▶ _Work to complete_:
Skip the pictures. Reproduce all other material exactly.

====

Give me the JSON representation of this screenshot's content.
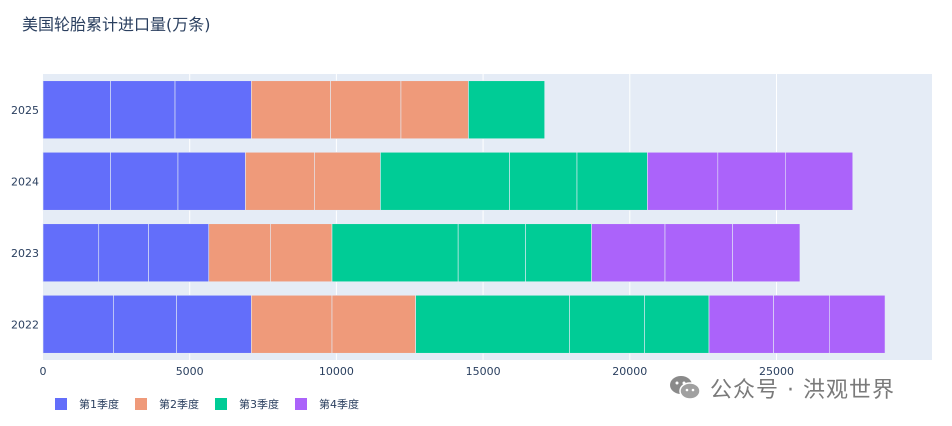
{
  "chart_data": {
    "type": "bar",
    "orientation": "horizontal",
    "barmode": "stack",
    "title": "美国轮胎累计进口量(万条)",
    "categories": [
      "2022",
      "2023",
      "2024",
      "2025"
    ],
    "xlim": [
      0,
      30300
    ],
    "xticks": [
      0,
      5000,
      10000,
      15000,
      20000,
      25000
    ],
    "grid": true,
    "legend_position": "bottom-left",
    "series": [
      {
        "name": "第1季度",
        "color": "#636efa",
        "segments": [
          [
            2400,
            2150,
            2550
          ],
          [
            1900,
            1700,
            2050
          ],
          [
            2300,
            2300,
            2300
          ],
          [
            2300,
            2200,
            2600
          ]
        ]
      },
      {
        "name": "第2季度",
        "color": "#ef9a7a",
        "segments": [
          [
            2750,
            2850
          ],
          [
            2100,
            2100
          ],
          [
            2350,
            2250
          ],
          [
            2700,
            2400,
            2300
          ]
        ]
      },
      {
        "name": "第3季度",
        "color": "#00cc96",
        "segments": [
          [
            5250,
            2550,
            2200
          ],
          [
            4300,
            2300,
            2250
          ],
          [
            4400,
            2300,
            2400
          ],
          [
            2600
          ]
        ]
      },
      {
        "name": "第4季度",
        "color": "#ab63fa",
        "segments": [
          [
            2200,
            1900,
            1900
          ],
          [
            2500,
            2300,
            2300
          ],
          [
            2400,
            2300,
            2300
          ],
          []
        ]
      }
    ]
  },
  "watermark": {
    "text": "公众号 · 洪观世界",
    "icon": "wechat-icon"
  }
}
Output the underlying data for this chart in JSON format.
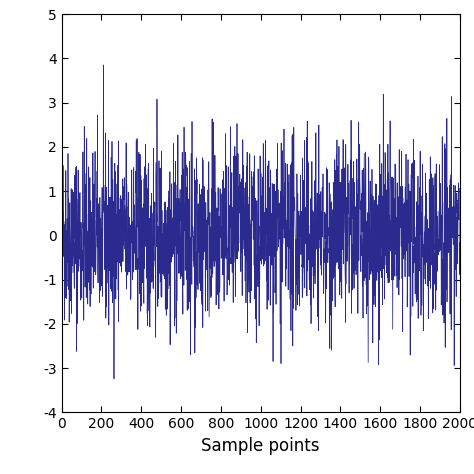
{
  "title": "",
  "xlabel": "Sample points",
  "ylabel": "",
  "xlim": [
    0,
    2000
  ],
  "ylim": [
    -4,
    5
  ],
  "yticks": [
    -4,
    -3,
    -2,
    -1,
    0,
    1,
    2,
    3,
    4,
    5
  ],
  "xticks": [
    0,
    200,
    400,
    600,
    800,
    1000,
    1200,
    1400,
    1600,
    1800,
    2000
  ],
  "line_color": "#2b2b8f",
  "line_width": 0.55,
  "n_samples": 2000,
  "random_seed": 42,
  "background_color": "#ffffff",
  "xlabel_fontsize": 12,
  "tick_fontsize": 10,
  "figsize": [
    4.74,
    4.74
  ],
  "dpi": 100
}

====

▶ _Solution for this exercise_:
Give me the JSON representation of this screenshot's content.
{
  "chart_data": {
    "type": "bar",
    "orientation": "horizontal",
    "barmode": "stack",
    "title": "美国轮胎累计进口量(万条)",
    "categories": [
      "2022",
      "2023",
      "2024",
      "2025"
    ],
    "xlim": [
      0,
      30300
    ],
    "xticks": [
      0,
      5000,
      10000,
      15000,
      20000,
      25000
    ],
    "grid": true,
    "legend_position": "bottom-left",
    "series": [
      {
        "name": "第1季度",
        "color": "#636efa",
        "segments": [
          [
            2400,
            2150,
            2550
          ],
          [
            1900,
            1700,
            2050
          ],
          [
            2300,
            2300,
            2300
          ],
          [
            2300,
            2200,
            2600
          ]
        ]
      },
      {
        "name": "第2季度",
        "color": "#ef9a7a",
        "segments": [
          [
            2750,
            2850
          ],
          [
            2100,
            2100
          ],
          [
            2350,
            2250
          ],
          [
            2700,
            2400,
            2300
          ]
        ]
      },
      {
        "name": "第3季度",
        "color": "#00cc96",
        "segments": [
          [
            5250,
            2550,
            2200
          ],
          [
            4300,
            2300,
            2250
          ],
          [
            4400,
            2300,
            2400
          ],
          [
            2600
          ]
        ]
      },
      {
        "name": "第4季度",
        "color": "#ab63fa",
        "segments": [
          [
            2200,
            1900,
            1900
          ],
          [
            2500,
            2300,
            2300
          ],
          [
            2400,
            2300,
            2300
          ],
          []
        ]
      }
    ]
  },
  "watermark": {
    "text": "公众号 · 洪观世界",
    "icon": "wechat-icon"
  }
}
Output the underlying data for this chart in JSON format.
{
  "title": "",
  "xlabel": "Sample points",
  "ylabel": "",
  "xlim": [
    0,
    2000
  ],
  "ylim": [
    -4,
    5
  ],
  "yticks": [
    -4,
    -3,
    -2,
    -1,
    0,
    1,
    2,
    3,
    4,
    5
  ],
  "xticks": [
    0,
    200,
    400,
    600,
    800,
    1000,
    1200,
    1400,
    1600,
    1800,
    2000
  ],
  "line_color": "#2b2b8f",
  "line_width": 0.55,
  "n_samples": 2000,
  "random_seed": 42,
  "background_color": "#ffffff",
  "xlabel_fontsize": 12,
  "tick_fontsize": 10,
  "figsize": [
    4.74,
    4.74
  ],
  "dpi": 100
}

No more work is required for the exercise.